§ REQUIRED WORK
Copy the material word for word, starting at its first line and stopping after the line that contains "heatmap-cell xyxy=(307,314,319,326)".

§ DATA EXCERPTS
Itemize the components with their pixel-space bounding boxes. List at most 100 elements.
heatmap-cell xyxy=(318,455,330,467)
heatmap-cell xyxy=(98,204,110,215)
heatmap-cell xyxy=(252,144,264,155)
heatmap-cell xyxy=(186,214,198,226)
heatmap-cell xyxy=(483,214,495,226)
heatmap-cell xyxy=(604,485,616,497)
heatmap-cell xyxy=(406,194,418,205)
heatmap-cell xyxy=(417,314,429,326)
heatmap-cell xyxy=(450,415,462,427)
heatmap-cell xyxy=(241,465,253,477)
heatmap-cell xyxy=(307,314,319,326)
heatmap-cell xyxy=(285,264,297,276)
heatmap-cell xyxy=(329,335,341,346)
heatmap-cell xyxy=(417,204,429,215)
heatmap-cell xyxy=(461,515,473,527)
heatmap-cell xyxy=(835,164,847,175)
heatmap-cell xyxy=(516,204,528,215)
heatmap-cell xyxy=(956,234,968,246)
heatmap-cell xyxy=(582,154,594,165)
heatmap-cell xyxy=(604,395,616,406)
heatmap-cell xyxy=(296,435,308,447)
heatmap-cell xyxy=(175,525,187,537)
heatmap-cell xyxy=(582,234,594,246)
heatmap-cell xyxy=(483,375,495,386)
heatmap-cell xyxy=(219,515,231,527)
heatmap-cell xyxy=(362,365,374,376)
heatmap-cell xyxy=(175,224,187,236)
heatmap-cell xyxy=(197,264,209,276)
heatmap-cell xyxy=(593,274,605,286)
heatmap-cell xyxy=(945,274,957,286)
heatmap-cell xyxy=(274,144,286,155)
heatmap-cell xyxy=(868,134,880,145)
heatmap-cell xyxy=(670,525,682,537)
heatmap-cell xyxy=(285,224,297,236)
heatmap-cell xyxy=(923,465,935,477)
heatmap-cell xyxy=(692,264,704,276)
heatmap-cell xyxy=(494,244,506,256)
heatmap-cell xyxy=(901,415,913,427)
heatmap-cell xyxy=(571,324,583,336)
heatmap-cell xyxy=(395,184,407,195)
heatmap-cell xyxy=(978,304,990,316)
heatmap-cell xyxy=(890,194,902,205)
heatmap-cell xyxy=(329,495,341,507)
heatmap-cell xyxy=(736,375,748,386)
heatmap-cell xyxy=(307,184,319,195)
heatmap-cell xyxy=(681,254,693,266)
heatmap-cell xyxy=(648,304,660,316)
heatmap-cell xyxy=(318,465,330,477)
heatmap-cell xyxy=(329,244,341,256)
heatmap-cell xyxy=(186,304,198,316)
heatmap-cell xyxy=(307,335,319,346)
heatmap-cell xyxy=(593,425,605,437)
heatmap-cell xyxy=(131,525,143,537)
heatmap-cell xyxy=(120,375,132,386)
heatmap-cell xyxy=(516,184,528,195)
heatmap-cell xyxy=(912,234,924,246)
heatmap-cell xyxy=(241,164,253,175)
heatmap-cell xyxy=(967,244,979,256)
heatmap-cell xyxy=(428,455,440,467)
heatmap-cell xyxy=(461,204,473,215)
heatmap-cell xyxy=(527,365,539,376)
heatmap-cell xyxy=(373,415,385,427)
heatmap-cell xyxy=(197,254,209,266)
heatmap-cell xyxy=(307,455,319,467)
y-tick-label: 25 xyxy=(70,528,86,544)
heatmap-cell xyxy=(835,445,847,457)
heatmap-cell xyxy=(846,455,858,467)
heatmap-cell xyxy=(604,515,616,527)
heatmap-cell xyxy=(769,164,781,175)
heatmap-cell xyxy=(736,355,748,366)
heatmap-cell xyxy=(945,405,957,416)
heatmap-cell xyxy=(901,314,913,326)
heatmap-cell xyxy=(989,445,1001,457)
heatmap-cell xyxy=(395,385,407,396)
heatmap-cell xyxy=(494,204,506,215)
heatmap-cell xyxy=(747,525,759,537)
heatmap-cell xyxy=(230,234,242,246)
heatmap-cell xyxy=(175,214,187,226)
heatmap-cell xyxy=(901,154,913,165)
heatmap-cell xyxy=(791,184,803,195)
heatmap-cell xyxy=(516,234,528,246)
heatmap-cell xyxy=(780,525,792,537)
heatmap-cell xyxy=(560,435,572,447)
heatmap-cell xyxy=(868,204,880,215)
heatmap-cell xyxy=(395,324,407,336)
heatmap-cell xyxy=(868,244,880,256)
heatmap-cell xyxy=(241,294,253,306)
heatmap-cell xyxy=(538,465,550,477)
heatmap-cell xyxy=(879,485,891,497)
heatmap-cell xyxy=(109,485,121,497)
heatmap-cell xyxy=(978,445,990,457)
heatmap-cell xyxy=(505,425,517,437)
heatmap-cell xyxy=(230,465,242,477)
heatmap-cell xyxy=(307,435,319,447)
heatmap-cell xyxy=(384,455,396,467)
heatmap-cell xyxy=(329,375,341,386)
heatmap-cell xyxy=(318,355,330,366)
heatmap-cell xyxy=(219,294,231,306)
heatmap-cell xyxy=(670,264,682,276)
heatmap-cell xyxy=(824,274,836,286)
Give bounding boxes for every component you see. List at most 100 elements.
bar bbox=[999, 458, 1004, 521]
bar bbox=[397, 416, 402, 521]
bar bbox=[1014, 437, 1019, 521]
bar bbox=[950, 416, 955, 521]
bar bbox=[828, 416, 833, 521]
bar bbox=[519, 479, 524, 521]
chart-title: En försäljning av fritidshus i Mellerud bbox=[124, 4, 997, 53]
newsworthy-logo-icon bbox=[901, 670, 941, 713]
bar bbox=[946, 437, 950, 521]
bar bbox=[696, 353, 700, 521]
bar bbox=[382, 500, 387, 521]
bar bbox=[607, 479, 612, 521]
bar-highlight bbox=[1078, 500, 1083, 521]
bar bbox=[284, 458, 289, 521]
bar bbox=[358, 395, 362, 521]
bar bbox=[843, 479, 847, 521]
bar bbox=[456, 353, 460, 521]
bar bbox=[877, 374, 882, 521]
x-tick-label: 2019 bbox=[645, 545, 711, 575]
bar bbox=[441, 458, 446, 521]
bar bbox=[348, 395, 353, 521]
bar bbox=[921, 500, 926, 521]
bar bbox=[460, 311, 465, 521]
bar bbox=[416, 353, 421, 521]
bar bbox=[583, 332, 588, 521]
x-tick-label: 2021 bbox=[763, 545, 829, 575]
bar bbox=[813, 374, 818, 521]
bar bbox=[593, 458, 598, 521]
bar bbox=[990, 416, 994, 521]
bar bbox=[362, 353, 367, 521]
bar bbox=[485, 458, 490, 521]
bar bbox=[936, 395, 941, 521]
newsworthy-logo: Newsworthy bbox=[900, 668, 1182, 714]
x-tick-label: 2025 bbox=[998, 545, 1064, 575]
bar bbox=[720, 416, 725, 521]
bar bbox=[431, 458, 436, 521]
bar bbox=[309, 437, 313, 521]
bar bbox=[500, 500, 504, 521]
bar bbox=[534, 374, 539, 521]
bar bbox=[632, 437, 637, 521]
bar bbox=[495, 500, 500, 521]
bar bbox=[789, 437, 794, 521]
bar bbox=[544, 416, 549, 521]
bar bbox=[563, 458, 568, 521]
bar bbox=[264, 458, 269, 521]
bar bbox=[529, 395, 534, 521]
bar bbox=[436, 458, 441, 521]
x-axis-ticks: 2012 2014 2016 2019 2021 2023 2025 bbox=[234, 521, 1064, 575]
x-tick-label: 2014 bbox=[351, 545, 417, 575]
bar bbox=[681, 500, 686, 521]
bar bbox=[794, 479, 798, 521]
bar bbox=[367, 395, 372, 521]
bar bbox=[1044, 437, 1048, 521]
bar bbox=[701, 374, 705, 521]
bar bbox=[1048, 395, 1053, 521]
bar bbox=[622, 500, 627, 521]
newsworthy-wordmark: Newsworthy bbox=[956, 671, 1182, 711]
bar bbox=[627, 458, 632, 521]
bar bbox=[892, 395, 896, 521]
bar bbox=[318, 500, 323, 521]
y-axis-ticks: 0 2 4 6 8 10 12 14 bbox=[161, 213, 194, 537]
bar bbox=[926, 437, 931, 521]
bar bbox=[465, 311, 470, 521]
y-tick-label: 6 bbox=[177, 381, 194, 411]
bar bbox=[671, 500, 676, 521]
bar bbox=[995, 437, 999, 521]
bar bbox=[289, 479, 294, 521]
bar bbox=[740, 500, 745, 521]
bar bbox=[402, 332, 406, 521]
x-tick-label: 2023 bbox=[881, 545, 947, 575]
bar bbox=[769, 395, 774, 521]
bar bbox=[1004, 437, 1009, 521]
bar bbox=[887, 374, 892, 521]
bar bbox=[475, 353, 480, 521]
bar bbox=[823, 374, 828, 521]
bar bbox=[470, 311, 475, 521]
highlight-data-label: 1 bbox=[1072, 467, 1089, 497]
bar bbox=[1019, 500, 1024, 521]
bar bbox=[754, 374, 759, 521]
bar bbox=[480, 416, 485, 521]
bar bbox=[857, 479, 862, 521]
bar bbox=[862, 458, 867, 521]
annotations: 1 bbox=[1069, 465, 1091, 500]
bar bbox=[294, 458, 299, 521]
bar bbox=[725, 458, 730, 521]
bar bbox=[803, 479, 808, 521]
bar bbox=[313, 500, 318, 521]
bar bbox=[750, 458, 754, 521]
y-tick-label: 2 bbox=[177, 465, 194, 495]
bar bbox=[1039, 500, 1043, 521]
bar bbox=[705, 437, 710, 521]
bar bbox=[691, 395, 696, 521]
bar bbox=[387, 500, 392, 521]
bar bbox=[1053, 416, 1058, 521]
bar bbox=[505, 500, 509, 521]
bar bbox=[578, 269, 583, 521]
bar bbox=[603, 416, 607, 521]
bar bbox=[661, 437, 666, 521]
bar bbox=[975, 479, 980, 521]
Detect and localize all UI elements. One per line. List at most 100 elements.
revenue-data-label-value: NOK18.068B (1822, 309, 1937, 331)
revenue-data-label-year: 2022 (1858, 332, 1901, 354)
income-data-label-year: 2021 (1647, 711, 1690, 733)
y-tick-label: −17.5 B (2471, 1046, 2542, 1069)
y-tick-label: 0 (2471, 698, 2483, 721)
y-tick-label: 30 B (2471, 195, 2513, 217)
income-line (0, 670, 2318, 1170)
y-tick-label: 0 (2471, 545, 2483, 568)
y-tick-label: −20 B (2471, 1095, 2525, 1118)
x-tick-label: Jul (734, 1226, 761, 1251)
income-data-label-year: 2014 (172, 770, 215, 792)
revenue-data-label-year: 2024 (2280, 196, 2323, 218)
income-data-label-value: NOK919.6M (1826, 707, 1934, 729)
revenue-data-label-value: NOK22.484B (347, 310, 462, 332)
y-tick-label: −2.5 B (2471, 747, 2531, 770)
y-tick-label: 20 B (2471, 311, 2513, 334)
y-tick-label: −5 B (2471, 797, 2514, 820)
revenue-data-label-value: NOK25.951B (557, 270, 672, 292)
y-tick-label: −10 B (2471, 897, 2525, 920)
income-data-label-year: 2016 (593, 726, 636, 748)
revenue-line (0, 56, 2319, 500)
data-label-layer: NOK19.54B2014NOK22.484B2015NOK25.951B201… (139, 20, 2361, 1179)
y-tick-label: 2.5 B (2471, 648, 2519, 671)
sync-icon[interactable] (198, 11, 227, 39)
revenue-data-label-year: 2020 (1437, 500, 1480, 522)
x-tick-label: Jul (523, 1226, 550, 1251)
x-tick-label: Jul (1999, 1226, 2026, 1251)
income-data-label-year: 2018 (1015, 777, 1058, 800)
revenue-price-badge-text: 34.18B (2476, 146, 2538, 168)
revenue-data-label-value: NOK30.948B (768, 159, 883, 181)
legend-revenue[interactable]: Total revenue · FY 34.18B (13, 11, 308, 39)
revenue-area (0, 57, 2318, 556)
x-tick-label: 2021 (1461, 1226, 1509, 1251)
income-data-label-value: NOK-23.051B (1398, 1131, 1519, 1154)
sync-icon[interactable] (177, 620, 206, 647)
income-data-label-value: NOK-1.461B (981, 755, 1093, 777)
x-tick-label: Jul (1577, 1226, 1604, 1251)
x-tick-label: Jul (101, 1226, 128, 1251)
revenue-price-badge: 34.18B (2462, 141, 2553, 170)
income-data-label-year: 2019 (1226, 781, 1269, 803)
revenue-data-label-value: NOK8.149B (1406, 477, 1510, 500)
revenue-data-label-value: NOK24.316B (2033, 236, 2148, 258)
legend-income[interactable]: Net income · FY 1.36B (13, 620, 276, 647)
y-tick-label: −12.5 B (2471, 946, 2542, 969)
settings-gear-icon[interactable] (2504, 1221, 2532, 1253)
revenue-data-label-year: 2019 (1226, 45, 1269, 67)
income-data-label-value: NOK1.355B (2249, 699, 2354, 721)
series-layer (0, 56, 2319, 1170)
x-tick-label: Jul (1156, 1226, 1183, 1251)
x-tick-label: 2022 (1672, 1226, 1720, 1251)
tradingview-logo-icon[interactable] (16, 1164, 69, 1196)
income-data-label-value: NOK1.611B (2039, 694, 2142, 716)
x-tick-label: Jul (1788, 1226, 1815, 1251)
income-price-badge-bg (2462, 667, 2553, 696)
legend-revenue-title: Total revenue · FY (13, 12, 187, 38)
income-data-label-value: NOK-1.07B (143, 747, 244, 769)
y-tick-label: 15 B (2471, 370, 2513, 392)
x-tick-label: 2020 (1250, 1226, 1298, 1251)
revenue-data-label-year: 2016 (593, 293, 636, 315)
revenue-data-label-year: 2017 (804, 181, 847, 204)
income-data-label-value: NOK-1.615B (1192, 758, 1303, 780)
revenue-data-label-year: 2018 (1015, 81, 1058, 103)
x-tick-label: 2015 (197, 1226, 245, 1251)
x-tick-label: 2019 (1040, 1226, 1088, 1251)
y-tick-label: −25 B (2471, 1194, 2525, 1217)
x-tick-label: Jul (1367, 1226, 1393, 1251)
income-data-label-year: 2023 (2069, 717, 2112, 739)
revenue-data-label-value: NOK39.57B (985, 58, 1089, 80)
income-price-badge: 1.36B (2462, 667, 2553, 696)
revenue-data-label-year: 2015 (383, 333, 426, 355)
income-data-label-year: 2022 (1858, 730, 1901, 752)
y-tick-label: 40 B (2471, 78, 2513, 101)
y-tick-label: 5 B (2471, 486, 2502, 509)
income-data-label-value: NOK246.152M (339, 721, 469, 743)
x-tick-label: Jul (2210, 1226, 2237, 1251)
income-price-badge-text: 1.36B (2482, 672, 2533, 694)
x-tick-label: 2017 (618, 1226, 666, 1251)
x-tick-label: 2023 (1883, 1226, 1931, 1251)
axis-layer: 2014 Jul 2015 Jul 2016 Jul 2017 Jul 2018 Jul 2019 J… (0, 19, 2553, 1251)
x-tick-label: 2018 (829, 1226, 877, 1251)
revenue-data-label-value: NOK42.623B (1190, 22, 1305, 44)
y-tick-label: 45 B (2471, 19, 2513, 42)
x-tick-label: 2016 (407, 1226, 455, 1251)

§ ANSWER TO THE TASK
Itemize the components with their pixel-space bounding boxes. List at most 100 elements.
heatmap-cell xyxy=(318,455,330,467)
heatmap-cell xyxy=(98,204,110,215)
heatmap-cell xyxy=(252,144,264,155)
heatmap-cell xyxy=(186,214,198,226)
heatmap-cell xyxy=(483,214,495,226)
heatmap-cell xyxy=(604,485,616,497)
heatmap-cell xyxy=(406,194,418,205)
heatmap-cell xyxy=(417,314,429,326)
heatmap-cell xyxy=(450,415,462,427)
heatmap-cell xyxy=(241,465,253,477)
heatmap-cell xyxy=(307,314,319,326)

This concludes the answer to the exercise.